▶ **Text extract**
----------

Soft plastic recovered from residual waste

The Waste Hierarchy & Resource Recovery in the UK

The waste hierarchy matters more than ever. With recycling rates stalling and new rules being introduced to encourage better management of resources, the UK waste hierarchy remains the underpinning principle that guides the way this country deals with its waste. Here is what’s changing, and how recovery technologies like Energy from Waste, Anaerobic Digestion (AD), and ash aggregates help organisations and local authorities stay compliant while cutting carbon.

Why the waste hierarchy matters in 2025 and 2026?

For a decade, household recycling has flatlined. The new Simpler Recycling rules set a clear line in the sand. Since 31 March 2025, most workplaces in England with 10 or more employees have been required to present dry recyclables (paper/card, plastic, metal and glass), food waste, and residual waste separately. Dry recyclables are usually collected together as Dry Mixed Recycling (DMR), with food waste in a dedicated stream. In most cases, waste collectors will specify exactly how to separate and present the material. Weekly food-waste collections for households are due to follow in 2026. Alongside a simultaneous rise in landfill tax rates, 2025 and 2026 represent a point in time when organisations will be asked to show, not just say, that they have applied the waste hierarchy.

What does the waste hierarchy require?

The waste hierarchy is the UK’s legally binding order of preference for managing waste. The five steps are prevent, reuse, recycle, recover, and dispose. In practice, every waste holder must choose the most beneficial option that is available before moving down the pyramid. Every load of non-hazardous waste must be covered by a Waste Transfer Note, which includes a declaration that you have applied the waste hierarchy to your decision.

----------

▶ **What is asked**
1. List the five steps of the waste hierarchy, in the order given in the passage on the UK waste hierarchy.
2. Reproduce the passage on the UK waste hierarchy word for word from "Soft plastic recovered" to "2025 and 2026?".

----------

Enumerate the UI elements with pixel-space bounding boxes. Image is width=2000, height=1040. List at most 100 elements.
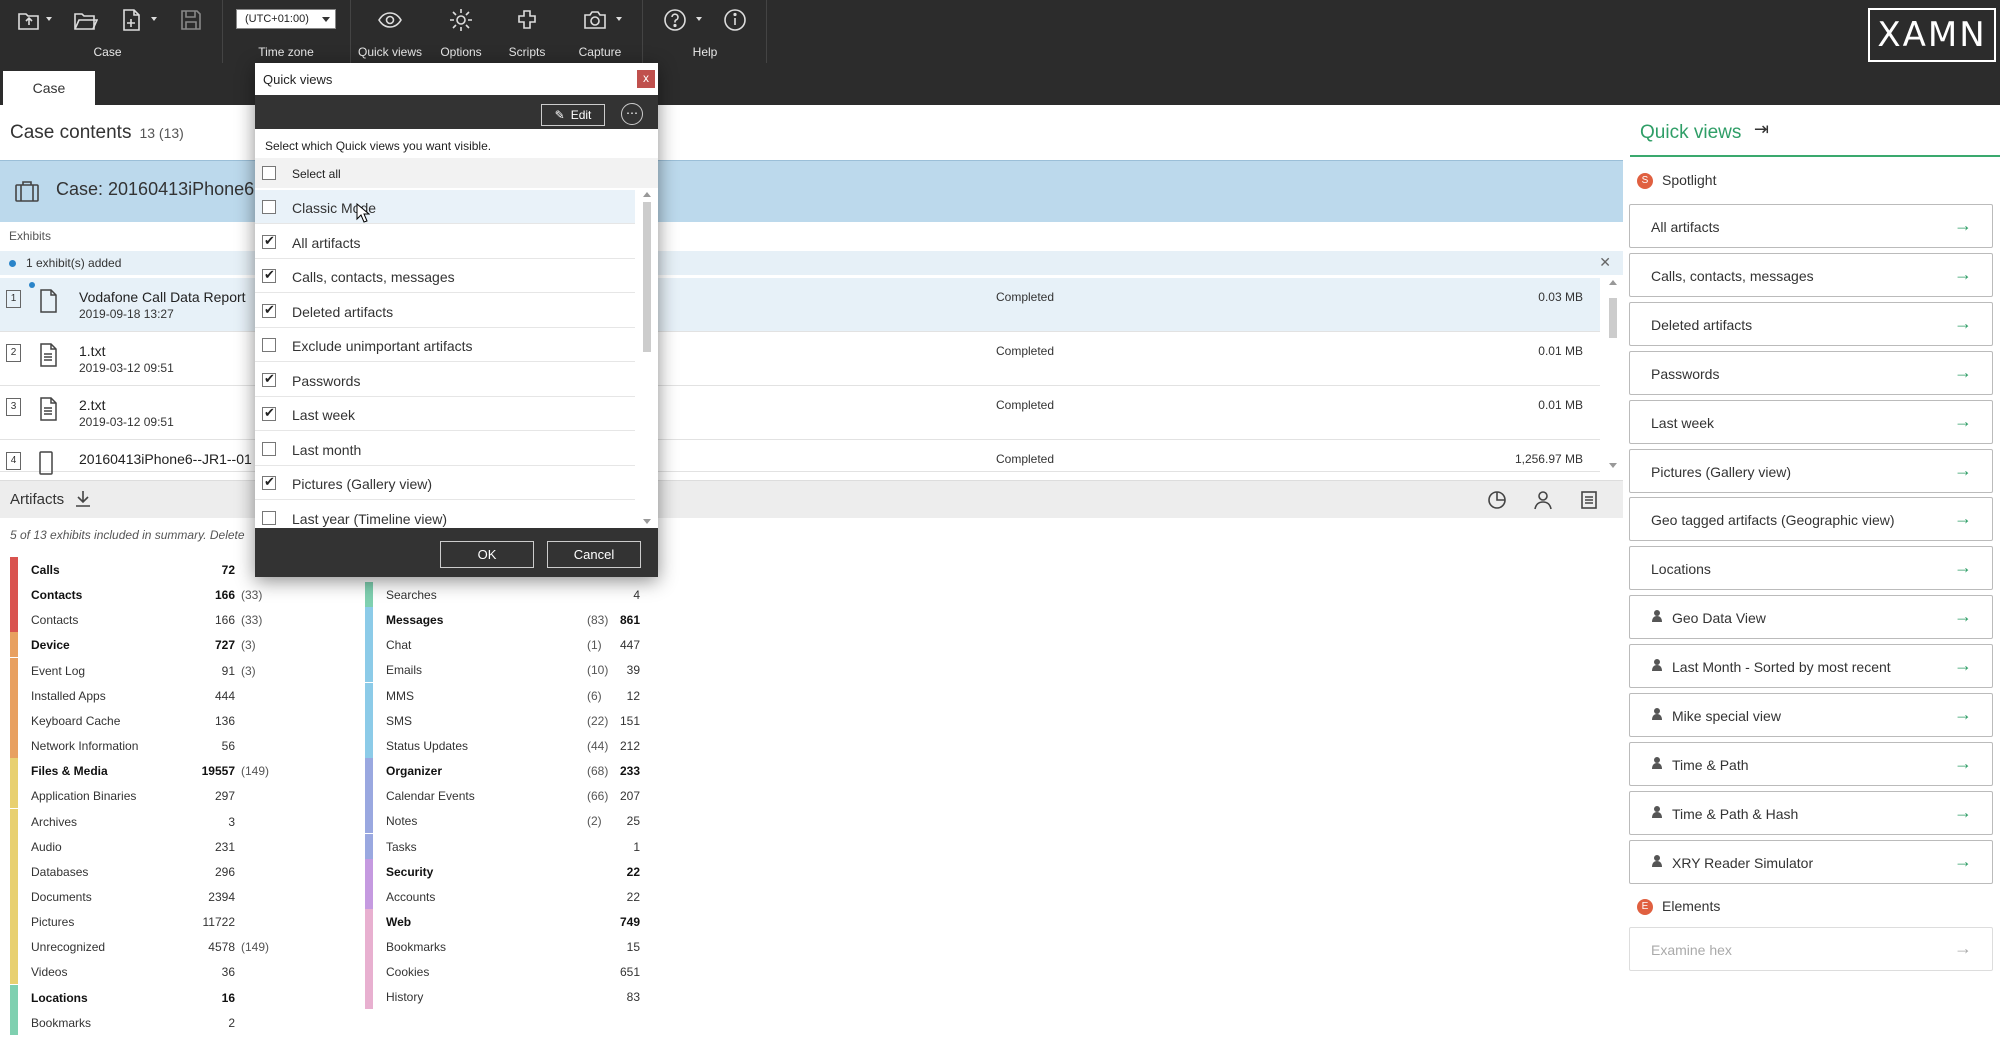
artifact-row[interactable]: Emails 39 (10)	[365, 657, 665, 683]
select-all-row[interactable]: Select all	[255, 158, 658, 188]
artifact-row[interactable]: Archives 3	[10, 808, 310, 834]
quick-view-card[interactable]: Time & Path & Hash →	[1629, 790, 1993, 835]
quick-view-option[interactable]: Last month	[255, 432, 635, 466]
artifact-row[interactable]: Chat 447 (1)	[365, 632, 665, 658]
document-list-icon[interactable]	[1580, 490, 1598, 515]
quick-view-card[interactable]: Time & Path →	[1629, 741, 1993, 786]
exhibit-row[interactable]: 1 Vodafone Call Data Report 2019-09-18 13:…	[0, 278, 1600, 332]
tab-case[interactable]: Case	[3, 71, 95, 105]
scroll-thumb[interactable]	[1609, 298, 1617, 338]
options-button[interactable]: Options	[428, 0, 494, 63]
select-all-checkbox[interactable]	[262, 166, 276, 180]
artifact-row[interactable]: Messages 861 (83)	[365, 607, 665, 633]
artifact-row[interactable]: Tasks 1	[365, 833, 665, 859]
more-options-button[interactable]: ⋯	[621, 103, 643, 125]
artifact-row[interactable]: Contacts 166 (33)	[10, 607, 310, 633]
collapse-panel-icon[interactable]: ⇥	[1754, 119, 1769, 140]
quick-view-card[interactable]: Passwords →	[1629, 350, 1993, 395]
quick-view-option[interactable]: Deleted artifacts	[255, 294, 635, 328]
quick-view-checkbox[interactable]	[262, 233, 276, 249]
exhibits-scrollbar[interactable]	[1606, 278, 1620, 470]
quick-view-checkbox[interactable]	[262, 510, 276, 525]
quick-view-card[interactable]: Last week →	[1629, 399, 1993, 444]
quick-view-card[interactable]: Locations →	[1629, 546, 1993, 591]
artifact-row[interactable]: History 83	[365, 984, 665, 1010]
quick-view-card[interactable]: Deleted artifacts →	[1629, 301, 1993, 346]
timezone-select[interactable]: (UTC+01:00)	[236, 9, 336, 29]
artifact-row[interactable]: Security 22	[365, 858, 665, 884]
quick-view-checkbox[interactable]	[262, 371, 276, 387]
info-icon[interactable]	[720, 6, 750, 34]
quick-views-button[interactable]: Quick views	[352, 0, 428, 63]
quick-view-card[interactable]: Mike special view →	[1629, 693, 1993, 737]
artifact-row[interactable]: MMS 12 (6)	[365, 682, 665, 708]
quick-view-checkbox[interactable]	[262, 338, 276, 352]
download-icon[interactable]	[74, 489, 92, 514]
edit-button[interactable]: ✎ Edit	[541, 104, 605, 126]
artifact-row[interactable]: Calendar Events 207 (66)	[365, 783, 665, 809]
quick-view-option[interactable]: Exclude unimportant artifacts	[255, 328, 635, 362]
artifact-row[interactable]: Network Information 56	[10, 733, 310, 759]
cancel-button[interactable]: Cancel	[547, 541, 641, 568]
quick-view-card[interactable]: All artifacts →	[1629, 204, 1993, 248]
pie-chart-icon[interactable]	[1487, 490, 1507, 515]
quick-view-option[interactable]: Pictures (Gallery view)	[255, 466, 635, 500]
artifact-row[interactable]: Databases 296	[10, 858, 310, 884]
quick-view-card[interactable]: Last Month - Sorted by most recent →	[1629, 644, 1993, 689]
add-file-icon[interactable]	[116, 6, 146, 34]
scroll-thumb[interactable]	[643, 202, 651, 352]
quick-view-card[interactable]: Geo tagged artifacts (Geographic view) →	[1629, 497, 1993, 542]
help-icon[interactable]	[660, 6, 690, 34]
help-dropdown-icon[interactable]	[696, 17, 702, 21]
artifact-row[interactable]: Accounts 22	[365, 883, 665, 909]
artifact-row[interactable]: Unrecognized 4578 (149)	[10, 934, 310, 960]
quick-view-checkbox[interactable]	[262, 267, 276, 283]
artifact-row[interactable]: Videos 36	[10, 959, 310, 985]
capture-button[interactable]: Capture	[560, 0, 640, 63]
quick-view-checkbox[interactable]	[262, 441, 276, 456]
artifact-row[interactable]: Application Binaries 297	[10, 783, 310, 809]
examine-hex-card[interactable]: Examine hex →	[1629, 927, 1993, 971]
quick-view-checkbox[interactable]	[262, 474, 276, 490]
capture-dropdown-icon[interactable]	[616, 17, 622, 21]
person-icon[interactable]	[1533, 490, 1553, 515]
quick-view-option[interactable]: Passwords	[255, 363, 635, 397]
artifact-row[interactable]: Status Updates 212 (44)	[365, 732, 665, 758]
artifact-row[interactable]: Documents 2394	[10, 883, 310, 909]
scroll-down-icon[interactable]	[1609, 463, 1617, 468]
dialog-close-button[interactable]: x	[637, 70, 655, 88]
exhibit-row[interactable]: 2 1.txt 2019-03-12 09:51 Completed 0.01 MB	[0, 332, 1600, 386]
quick-view-card[interactable]: Pictures (Gallery view) →	[1629, 448, 1993, 493]
open-folder-icon[interactable]	[70, 6, 100, 34]
artifact-row[interactable]: Web 749	[365, 908, 665, 934]
artifact-row[interactable]: Contacts 166 (33)	[10, 582, 310, 608]
quick-view-checkbox[interactable]	[262, 405, 276, 421]
quick-view-option[interactable]: Last week	[255, 397, 635, 431]
close-icon[interactable]: ✕	[1599, 254, 1611, 271]
scroll-down-icon[interactable]	[643, 519, 651, 524]
quick-view-checkbox[interactable]	[262, 302, 276, 318]
quick-view-option[interactable]: Classic Mode	[255, 190, 635, 224]
artifact-row[interactable]: Bookmarks 15	[365, 934, 665, 960]
case-row[interactable]: Case: 20160413iPhone6	[0, 160, 1623, 222]
quick-view-checkbox[interactable]	[262, 200, 276, 214]
quick-view-card[interactable]: Calls, contacts, messages →	[1629, 252, 1993, 297]
artifact-row[interactable]: Cookies 651	[365, 959, 665, 985]
artifact-row[interactable]: Locations 16	[10, 984, 310, 1010]
artifact-row[interactable]: Event Log 91 (3)	[10, 657, 310, 683]
quick-view-card[interactable]: Geo Data View →	[1629, 595, 1993, 640]
open-case-dropdown-icon[interactable]	[46, 17, 52, 21]
quick-view-option[interactable]: All artifacts	[255, 225, 635, 259]
artifact-row[interactable]: Audio 231	[10, 833, 310, 859]
artifact-row[interactable]: Keyboard Cache 136	[10, 707, 310, 733]
artifact-row[interactable]: Installed Apps 444	[10, 682, 310, 708]
scroll-up-icon[interactable]	[1609, 280, 1617, 285]
ok-button[interactable]: OK	[440, 541, 534, 568]
artifact-row[interactable]: Organizer 233 (68)	[365, 758, 665, 784]
quick-view-option[interactable]: Calls, contacts, messages	[255, 259, 635, 293]
scroll-up-icon[interactable]	[643, 192, 651, 197]
open-case-icon[interactable]	[12, 6, 46, 34]
artifact-row[interactable]: Bookmarks 2	[10, 1009, 310, 1035]
artifact-row[interactable]: Device 727 (3)	[10, 632, 310, 658]
scripts-button[interactable]: Scripts	[494, 0, 560, 63]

----------

▶ **Answers to the problems**
1. prevent, reuse, recycle, recover, dispose

2.
Soft plastic recovered from residual waste

The Waste Hierarchy & Resource Recovery in the UK

The waste hierarchy matters more than ever. With recycling rates stalling and new rules being introduced to encourage better management of resources, the UK waste hierarchy remains the underpinning principle that guides the way this country deals with its waste. Here is what’s changing, and how recovery technologies like Energy from Waste, Anaerobic Digestion (AD), and ash aggregates help organisations and local authorities stay compliant while cutting carbon.

Why the waste hierarchy matters in 2025 and 2026?